List each line of the data that holds the string "name".

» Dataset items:

■ ■ ■ ■

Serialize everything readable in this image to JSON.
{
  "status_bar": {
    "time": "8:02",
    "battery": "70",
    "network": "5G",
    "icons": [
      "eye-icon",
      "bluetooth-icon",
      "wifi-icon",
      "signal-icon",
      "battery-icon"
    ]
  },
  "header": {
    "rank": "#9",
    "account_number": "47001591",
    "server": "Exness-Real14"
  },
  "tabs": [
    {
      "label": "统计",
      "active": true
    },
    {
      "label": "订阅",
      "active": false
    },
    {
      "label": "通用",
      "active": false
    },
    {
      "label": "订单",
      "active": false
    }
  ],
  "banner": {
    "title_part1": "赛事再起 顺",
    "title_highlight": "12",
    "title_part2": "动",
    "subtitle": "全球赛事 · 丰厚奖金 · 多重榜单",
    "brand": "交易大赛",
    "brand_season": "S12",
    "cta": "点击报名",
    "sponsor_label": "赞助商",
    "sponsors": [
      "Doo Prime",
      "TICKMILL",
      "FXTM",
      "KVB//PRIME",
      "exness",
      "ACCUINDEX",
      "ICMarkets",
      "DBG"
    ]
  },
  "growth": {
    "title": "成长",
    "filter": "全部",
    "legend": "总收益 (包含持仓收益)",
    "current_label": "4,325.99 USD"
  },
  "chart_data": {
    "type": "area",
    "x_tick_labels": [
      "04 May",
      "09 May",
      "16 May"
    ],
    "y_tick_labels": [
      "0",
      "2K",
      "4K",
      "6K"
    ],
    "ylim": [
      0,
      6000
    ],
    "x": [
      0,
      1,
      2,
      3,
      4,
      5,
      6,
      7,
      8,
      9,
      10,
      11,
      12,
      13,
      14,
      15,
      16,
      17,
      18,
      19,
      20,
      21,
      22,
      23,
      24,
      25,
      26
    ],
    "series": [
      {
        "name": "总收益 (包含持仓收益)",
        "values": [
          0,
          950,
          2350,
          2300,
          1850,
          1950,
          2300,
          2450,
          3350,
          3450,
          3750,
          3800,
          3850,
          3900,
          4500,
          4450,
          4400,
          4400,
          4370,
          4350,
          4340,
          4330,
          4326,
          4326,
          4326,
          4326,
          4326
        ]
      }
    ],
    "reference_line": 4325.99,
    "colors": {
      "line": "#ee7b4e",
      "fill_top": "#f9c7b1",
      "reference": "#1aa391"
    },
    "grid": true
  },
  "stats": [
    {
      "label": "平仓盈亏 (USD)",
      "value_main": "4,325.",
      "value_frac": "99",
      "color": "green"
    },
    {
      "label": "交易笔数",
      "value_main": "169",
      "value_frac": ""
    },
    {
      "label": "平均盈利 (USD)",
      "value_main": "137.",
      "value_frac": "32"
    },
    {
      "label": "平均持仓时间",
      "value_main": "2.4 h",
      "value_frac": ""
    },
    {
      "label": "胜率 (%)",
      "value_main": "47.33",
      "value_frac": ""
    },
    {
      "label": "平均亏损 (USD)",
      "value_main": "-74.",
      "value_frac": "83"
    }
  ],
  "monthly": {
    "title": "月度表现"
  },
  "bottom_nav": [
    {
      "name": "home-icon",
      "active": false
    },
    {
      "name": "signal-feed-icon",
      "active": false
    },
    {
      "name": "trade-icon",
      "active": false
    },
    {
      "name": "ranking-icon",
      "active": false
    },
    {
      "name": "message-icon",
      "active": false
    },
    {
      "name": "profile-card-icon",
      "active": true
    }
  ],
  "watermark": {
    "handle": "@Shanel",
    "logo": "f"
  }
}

■ ■ ■ ■

» RESULT:
        "name": "总收益 (包含持仓收益)",
      "name": "home-icon",
      "name": "signal-feed-icon",
      "name": "trade-icon",
      "name": "ranking-icon",
      "name": "message-icon",
      "name": "profile-card-icon",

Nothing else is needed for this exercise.